Prompt :: Wherever the word "статью" shows up in a line, please copy that line.

Dataset rows ::
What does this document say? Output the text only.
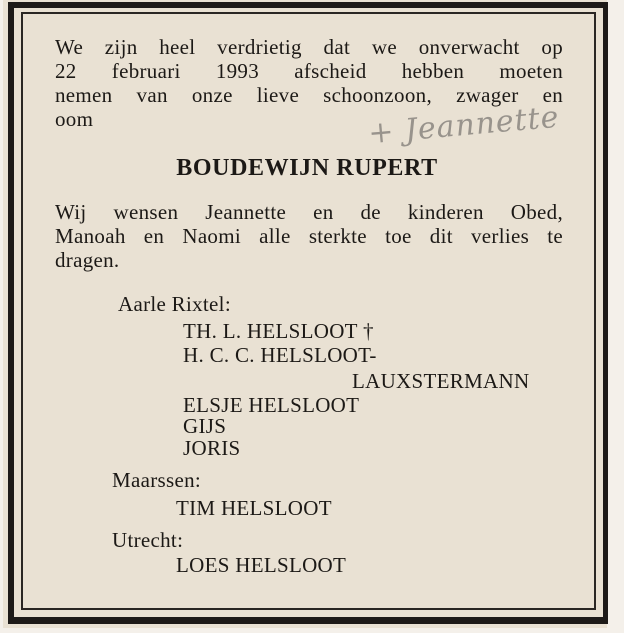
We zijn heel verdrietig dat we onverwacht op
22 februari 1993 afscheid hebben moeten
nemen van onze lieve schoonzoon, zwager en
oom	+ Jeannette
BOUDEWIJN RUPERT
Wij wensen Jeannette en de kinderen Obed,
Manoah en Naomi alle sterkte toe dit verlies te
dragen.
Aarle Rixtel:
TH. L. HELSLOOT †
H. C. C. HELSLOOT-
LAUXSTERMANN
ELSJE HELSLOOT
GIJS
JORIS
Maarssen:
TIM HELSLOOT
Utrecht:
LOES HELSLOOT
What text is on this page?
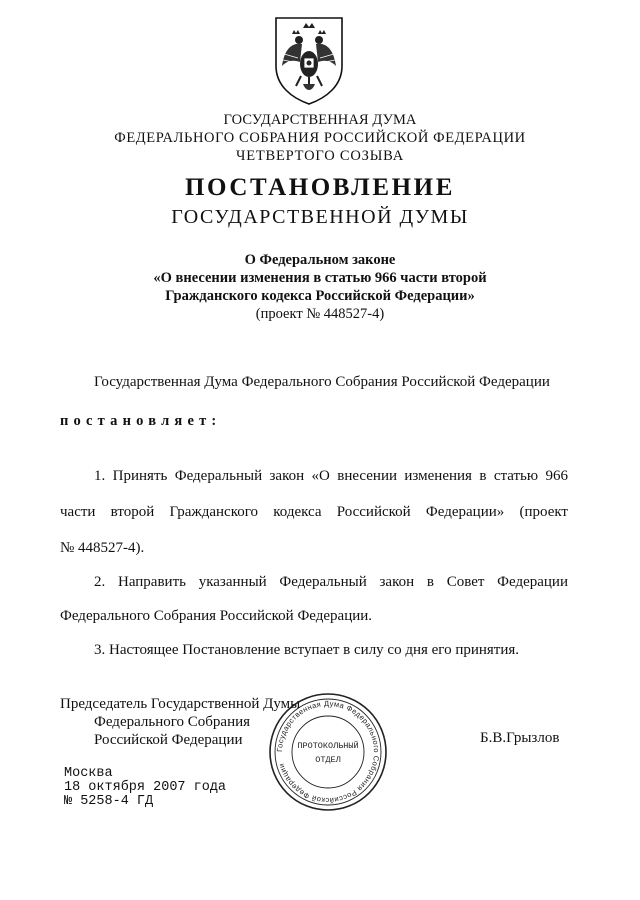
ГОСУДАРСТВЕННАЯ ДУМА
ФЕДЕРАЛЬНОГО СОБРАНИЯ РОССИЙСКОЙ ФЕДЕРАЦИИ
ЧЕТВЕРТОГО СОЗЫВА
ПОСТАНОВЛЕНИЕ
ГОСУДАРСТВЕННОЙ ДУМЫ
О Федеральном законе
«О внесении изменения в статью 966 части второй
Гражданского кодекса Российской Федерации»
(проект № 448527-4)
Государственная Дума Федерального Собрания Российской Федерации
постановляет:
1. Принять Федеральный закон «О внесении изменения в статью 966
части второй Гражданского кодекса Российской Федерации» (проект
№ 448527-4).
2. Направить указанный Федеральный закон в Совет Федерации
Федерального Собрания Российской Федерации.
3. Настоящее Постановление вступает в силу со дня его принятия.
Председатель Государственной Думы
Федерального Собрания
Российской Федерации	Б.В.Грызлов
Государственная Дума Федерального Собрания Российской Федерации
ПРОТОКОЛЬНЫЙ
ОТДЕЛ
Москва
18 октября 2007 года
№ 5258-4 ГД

* * *

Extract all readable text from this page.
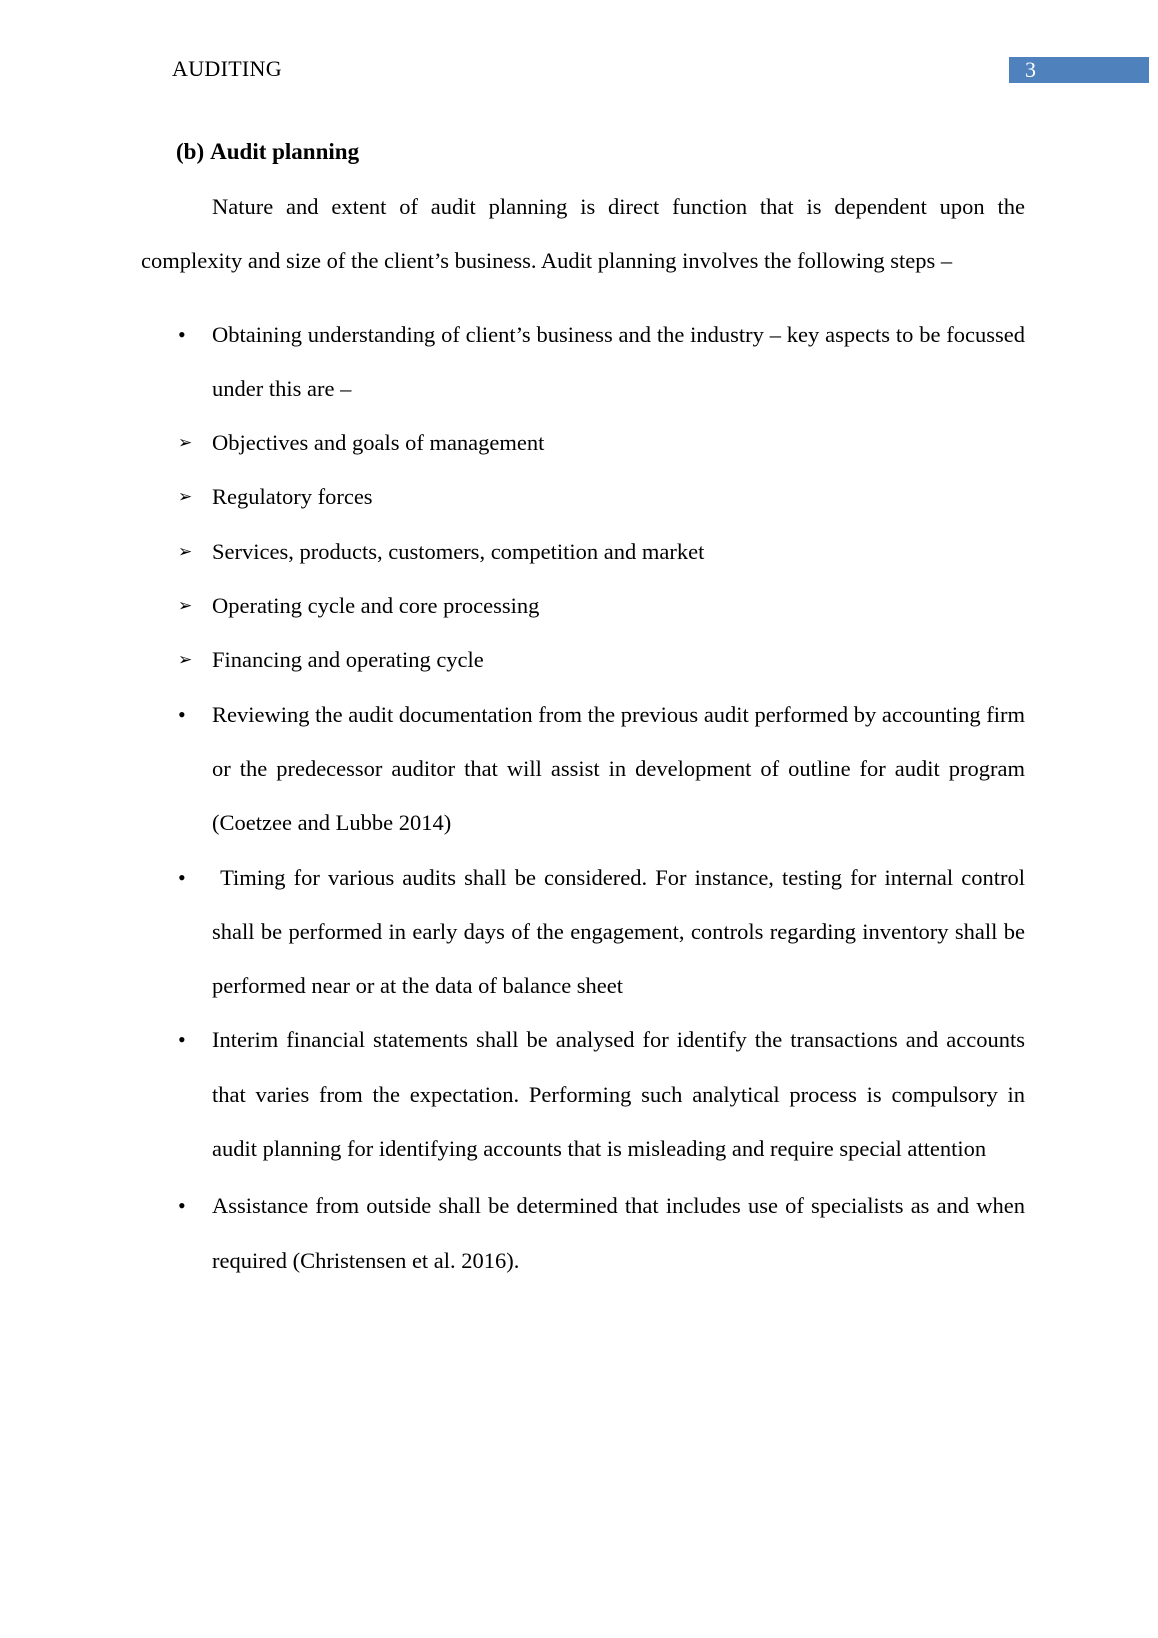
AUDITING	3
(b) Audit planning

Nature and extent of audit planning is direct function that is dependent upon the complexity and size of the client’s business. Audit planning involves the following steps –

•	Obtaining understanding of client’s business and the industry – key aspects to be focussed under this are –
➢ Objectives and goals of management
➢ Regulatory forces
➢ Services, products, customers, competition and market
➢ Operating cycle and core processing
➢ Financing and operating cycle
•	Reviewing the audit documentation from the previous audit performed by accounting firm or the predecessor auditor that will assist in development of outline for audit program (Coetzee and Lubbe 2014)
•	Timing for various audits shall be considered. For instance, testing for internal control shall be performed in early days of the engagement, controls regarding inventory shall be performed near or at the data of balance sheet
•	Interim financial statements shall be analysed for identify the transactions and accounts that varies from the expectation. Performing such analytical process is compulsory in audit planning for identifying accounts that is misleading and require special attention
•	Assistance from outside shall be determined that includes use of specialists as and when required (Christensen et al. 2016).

--

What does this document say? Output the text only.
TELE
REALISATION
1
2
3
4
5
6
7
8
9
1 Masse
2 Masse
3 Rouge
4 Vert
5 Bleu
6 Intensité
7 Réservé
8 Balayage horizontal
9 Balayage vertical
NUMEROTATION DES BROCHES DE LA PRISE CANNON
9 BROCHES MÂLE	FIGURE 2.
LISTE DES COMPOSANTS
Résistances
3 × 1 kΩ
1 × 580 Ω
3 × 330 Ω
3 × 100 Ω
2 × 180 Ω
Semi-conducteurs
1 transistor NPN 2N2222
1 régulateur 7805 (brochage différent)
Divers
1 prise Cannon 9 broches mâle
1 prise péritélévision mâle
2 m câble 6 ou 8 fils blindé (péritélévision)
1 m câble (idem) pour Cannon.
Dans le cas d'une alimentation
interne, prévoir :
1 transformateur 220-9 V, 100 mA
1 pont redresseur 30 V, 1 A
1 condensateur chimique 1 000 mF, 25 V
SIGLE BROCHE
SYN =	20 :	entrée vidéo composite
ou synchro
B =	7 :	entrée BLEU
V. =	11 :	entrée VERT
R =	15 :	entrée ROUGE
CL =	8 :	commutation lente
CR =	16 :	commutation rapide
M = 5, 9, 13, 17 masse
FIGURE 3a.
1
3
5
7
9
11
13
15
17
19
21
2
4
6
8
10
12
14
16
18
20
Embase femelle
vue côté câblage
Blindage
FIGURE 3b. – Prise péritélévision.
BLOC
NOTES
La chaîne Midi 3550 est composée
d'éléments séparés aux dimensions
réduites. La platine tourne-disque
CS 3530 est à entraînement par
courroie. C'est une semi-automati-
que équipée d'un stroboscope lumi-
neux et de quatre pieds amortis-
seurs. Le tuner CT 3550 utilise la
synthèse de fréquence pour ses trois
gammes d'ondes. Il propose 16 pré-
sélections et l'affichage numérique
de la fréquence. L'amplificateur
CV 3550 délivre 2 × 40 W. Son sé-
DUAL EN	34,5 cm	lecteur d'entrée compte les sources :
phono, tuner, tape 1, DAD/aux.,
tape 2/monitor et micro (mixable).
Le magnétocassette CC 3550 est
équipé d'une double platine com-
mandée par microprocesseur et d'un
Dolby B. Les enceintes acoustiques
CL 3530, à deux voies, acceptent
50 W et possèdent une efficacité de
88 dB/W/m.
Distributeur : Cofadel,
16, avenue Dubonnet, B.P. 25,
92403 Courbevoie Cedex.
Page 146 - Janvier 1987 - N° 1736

Output for this task ::
«О внесении изменения в статью 966 части второй
1. Принять Федеральный закон «О внесении изменения в статью 966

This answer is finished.